Task description: Look through the material below and count the lines with the string "name". Report only the count.

[Figure data in JSON]
● ● ●
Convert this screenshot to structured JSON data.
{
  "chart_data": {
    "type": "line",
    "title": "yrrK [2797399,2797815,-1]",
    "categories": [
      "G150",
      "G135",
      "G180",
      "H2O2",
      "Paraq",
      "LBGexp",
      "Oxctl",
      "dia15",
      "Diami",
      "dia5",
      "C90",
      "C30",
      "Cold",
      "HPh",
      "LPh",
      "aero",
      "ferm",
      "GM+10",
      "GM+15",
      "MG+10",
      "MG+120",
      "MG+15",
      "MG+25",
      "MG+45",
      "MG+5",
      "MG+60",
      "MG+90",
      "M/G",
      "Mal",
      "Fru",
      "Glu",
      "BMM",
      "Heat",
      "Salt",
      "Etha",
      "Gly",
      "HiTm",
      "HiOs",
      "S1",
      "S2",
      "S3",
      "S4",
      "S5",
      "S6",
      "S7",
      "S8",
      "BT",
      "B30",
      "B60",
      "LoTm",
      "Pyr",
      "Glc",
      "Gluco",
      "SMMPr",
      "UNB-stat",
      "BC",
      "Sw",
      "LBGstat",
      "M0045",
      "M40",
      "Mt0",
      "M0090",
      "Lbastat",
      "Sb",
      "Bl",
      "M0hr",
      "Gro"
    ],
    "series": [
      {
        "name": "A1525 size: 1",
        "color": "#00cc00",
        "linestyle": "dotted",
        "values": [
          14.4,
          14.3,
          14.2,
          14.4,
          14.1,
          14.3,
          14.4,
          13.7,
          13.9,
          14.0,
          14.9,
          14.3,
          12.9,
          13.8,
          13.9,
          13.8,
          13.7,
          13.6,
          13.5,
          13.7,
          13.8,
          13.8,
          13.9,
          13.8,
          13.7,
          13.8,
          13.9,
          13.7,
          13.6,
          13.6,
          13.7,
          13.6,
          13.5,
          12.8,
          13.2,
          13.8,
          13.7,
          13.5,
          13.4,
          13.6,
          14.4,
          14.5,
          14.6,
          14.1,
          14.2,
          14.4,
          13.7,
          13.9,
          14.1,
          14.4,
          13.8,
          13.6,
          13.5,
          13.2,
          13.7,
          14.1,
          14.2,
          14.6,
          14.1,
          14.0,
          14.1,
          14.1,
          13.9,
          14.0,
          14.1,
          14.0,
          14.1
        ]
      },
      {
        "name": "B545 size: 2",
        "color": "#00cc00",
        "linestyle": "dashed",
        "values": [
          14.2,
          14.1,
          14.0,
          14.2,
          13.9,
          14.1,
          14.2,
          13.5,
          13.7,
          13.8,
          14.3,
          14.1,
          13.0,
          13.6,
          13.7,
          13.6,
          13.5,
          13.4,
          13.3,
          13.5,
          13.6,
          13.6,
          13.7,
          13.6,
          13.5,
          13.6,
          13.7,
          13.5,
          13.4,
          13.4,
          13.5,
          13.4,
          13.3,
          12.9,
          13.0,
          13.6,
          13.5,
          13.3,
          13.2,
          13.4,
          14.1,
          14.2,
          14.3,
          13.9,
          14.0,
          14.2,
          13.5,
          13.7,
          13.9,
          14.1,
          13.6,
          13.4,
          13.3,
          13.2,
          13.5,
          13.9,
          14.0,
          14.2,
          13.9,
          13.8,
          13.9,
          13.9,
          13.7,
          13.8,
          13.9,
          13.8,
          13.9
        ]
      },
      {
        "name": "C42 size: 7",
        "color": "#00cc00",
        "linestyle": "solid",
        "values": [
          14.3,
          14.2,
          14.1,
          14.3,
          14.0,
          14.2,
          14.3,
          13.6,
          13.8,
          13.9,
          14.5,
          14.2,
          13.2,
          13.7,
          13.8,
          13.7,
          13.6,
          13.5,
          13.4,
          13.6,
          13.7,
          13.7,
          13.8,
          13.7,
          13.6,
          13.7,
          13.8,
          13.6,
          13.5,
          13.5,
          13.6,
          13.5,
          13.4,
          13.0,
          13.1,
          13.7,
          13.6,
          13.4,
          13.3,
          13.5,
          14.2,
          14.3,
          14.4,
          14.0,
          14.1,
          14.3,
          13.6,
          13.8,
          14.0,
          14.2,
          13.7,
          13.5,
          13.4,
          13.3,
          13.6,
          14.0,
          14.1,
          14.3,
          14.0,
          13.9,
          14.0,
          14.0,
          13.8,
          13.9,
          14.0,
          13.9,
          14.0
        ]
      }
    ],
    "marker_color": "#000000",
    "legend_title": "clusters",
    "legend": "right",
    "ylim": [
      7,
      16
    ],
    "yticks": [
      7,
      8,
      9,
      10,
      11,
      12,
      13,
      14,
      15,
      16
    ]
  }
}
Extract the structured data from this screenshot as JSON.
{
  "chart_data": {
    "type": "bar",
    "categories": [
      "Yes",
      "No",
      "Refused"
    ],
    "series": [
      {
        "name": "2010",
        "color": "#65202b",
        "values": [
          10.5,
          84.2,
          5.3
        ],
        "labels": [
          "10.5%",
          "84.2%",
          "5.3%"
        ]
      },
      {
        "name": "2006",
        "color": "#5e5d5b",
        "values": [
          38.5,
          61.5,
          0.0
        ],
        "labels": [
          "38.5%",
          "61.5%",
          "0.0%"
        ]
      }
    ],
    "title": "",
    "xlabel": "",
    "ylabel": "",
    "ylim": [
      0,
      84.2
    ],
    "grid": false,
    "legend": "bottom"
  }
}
● ● ●
Expected answer: 5